++++ EXTRACTED INFORMATION ++++

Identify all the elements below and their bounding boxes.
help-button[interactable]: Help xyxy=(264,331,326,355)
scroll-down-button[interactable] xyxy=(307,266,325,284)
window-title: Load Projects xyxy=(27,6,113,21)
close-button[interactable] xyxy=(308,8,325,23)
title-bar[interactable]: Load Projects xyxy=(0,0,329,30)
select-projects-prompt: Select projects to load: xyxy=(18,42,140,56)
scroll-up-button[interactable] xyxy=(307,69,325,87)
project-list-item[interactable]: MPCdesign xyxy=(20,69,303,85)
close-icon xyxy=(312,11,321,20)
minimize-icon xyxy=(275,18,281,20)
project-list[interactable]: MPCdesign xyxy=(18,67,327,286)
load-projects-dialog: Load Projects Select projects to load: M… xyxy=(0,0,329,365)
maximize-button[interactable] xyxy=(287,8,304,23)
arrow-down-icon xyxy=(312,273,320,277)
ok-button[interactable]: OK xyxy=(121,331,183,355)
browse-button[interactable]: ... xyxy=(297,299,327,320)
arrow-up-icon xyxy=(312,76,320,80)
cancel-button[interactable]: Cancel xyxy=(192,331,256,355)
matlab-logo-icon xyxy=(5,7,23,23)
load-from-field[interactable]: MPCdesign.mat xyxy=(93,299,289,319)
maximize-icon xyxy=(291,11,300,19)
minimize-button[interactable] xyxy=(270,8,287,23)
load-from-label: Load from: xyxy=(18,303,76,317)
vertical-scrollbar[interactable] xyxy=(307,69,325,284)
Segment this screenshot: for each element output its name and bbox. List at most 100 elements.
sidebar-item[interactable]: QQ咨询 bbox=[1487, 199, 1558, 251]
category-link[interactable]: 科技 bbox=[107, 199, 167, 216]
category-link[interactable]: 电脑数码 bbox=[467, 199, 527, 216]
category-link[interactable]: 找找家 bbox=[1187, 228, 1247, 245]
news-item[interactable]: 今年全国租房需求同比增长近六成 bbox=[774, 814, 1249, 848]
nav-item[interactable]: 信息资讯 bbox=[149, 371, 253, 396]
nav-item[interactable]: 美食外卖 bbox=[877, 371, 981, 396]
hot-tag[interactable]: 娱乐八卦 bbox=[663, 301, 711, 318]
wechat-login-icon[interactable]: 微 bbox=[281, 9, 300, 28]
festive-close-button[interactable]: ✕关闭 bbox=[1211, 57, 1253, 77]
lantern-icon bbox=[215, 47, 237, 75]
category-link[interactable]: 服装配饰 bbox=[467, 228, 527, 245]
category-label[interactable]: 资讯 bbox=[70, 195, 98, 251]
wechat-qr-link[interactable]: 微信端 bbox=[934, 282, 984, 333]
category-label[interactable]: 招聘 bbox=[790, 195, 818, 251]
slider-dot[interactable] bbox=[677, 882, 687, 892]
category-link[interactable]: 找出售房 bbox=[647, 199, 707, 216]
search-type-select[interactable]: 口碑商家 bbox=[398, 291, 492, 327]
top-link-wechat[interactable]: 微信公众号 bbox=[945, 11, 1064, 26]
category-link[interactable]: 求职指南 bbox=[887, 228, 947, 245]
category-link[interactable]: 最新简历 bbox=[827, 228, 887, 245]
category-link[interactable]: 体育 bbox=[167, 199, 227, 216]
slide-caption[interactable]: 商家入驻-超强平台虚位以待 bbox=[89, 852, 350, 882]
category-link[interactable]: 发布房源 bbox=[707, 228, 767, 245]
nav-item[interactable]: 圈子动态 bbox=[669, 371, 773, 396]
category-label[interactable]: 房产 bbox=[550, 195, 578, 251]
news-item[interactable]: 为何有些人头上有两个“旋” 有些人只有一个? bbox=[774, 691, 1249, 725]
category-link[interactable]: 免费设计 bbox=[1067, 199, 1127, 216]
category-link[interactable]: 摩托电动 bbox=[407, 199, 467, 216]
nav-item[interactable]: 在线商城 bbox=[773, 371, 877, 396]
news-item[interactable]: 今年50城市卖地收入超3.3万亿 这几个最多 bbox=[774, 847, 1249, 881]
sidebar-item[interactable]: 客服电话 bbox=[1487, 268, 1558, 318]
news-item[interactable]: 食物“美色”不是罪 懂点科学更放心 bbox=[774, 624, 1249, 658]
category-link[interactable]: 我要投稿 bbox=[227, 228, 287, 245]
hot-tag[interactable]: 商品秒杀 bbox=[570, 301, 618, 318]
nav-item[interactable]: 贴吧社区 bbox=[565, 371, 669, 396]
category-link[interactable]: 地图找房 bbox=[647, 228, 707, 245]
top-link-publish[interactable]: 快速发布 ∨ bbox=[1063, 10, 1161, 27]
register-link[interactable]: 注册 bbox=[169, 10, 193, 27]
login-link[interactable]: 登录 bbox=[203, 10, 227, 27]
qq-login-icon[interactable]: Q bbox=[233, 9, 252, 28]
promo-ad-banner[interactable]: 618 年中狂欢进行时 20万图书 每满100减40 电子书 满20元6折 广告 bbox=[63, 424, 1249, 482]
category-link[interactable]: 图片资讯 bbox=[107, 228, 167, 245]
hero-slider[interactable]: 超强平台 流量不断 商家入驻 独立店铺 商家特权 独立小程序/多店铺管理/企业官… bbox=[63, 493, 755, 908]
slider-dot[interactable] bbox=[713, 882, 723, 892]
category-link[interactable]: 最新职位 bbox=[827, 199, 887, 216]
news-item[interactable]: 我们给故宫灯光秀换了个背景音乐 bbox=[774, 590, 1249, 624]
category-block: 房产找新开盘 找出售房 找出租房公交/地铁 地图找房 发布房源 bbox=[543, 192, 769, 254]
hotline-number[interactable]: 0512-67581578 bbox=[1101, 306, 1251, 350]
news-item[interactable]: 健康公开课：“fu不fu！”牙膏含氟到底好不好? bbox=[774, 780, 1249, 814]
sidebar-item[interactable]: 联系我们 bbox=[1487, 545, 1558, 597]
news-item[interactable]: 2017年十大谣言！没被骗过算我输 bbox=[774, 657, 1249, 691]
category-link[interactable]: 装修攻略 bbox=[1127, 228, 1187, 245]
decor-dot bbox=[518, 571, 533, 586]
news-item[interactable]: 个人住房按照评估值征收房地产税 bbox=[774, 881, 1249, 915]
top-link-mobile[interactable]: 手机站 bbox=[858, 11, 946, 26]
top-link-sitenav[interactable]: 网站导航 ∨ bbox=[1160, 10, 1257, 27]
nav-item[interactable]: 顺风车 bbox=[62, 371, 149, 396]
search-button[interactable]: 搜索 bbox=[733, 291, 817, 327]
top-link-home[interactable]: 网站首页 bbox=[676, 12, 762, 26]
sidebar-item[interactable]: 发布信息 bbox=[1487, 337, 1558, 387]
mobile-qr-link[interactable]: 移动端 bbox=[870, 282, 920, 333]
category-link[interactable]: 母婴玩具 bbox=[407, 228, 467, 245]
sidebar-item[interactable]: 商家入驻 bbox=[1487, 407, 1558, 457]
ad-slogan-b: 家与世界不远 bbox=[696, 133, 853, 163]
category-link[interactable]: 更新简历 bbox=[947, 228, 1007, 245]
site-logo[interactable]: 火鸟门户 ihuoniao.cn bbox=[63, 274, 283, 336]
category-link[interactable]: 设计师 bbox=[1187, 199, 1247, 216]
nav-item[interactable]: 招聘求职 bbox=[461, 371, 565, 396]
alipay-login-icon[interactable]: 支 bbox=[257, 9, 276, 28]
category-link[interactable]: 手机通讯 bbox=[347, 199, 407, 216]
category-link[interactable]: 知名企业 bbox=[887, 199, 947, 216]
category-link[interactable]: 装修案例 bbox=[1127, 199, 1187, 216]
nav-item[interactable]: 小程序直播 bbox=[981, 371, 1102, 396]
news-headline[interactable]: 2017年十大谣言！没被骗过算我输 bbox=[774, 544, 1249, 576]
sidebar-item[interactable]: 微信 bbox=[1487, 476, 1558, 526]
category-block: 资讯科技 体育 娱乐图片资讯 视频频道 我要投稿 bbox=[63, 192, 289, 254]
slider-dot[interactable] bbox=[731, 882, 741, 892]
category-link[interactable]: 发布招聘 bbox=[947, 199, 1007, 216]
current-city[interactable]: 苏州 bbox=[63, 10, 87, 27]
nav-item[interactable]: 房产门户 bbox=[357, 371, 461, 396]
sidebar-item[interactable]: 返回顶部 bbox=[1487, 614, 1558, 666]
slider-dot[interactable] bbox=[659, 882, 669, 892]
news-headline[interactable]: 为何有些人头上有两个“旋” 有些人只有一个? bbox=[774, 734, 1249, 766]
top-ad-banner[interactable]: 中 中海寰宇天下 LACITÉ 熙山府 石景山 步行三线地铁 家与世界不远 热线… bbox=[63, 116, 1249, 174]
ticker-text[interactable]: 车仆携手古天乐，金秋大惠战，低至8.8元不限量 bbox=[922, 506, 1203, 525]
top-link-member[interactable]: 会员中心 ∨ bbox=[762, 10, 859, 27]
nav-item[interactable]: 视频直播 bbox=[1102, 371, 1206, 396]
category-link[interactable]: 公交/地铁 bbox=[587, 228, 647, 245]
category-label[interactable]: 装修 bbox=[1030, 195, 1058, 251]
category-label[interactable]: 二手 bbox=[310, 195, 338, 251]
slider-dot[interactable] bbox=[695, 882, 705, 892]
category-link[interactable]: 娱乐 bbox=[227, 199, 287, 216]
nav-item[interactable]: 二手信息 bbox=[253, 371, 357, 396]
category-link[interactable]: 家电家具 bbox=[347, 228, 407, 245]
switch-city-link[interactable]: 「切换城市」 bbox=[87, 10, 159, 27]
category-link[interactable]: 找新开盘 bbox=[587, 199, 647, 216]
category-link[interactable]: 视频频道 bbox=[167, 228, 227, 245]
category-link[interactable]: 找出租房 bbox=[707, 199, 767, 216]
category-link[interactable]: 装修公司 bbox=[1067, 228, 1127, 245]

++++

__WHAT NEEDS TO BE DONE__.
Can you repeat, word for word, the stretch of the data from its very beginning through the line containing "ok-button[interactable]: OK xyxy=(121,331,183,355)", with both ends included?

__EXERCISE RESPONSE__.
Identify all the elements below and their bounding boxes.
help-button[interactable]: Help xyxy=(264,331,326,355)
scroll-down-button[interactable] xyxy=(307,266,325,284)
window-title: Load Projects xyxy=(27,6,113,21)
close-button[interactable] xyxy=(308,8,325,23)
title-bar[interactable]: Load Projects xyxy=(0,0,329,30)
select-projects-prompt: Select projects to load: xyxy=(18,42,140,56)
scroll-up-button[interactable] xyxy=(307,69,325,87)
project-list-item[interactable]: MPCdesign xyxy=(20,69,303,85)
close-icon xyxy=(312,11,321,20)
minimize-icon xyxy=(275,18,281,20)
project-list[interactable]: MPCdesign xyxy=(18,67,327,286)
load-projects-dialog: Load Projects Select projects to load: M… xyxy=(0,0,329,365)
maximize-button[interactable] xyxy=(287,8,304,23)
arrow-down-icon xyxy=(312,273,320,277)
ok-button[interactable]: OK xyxy=(121,331,183,355)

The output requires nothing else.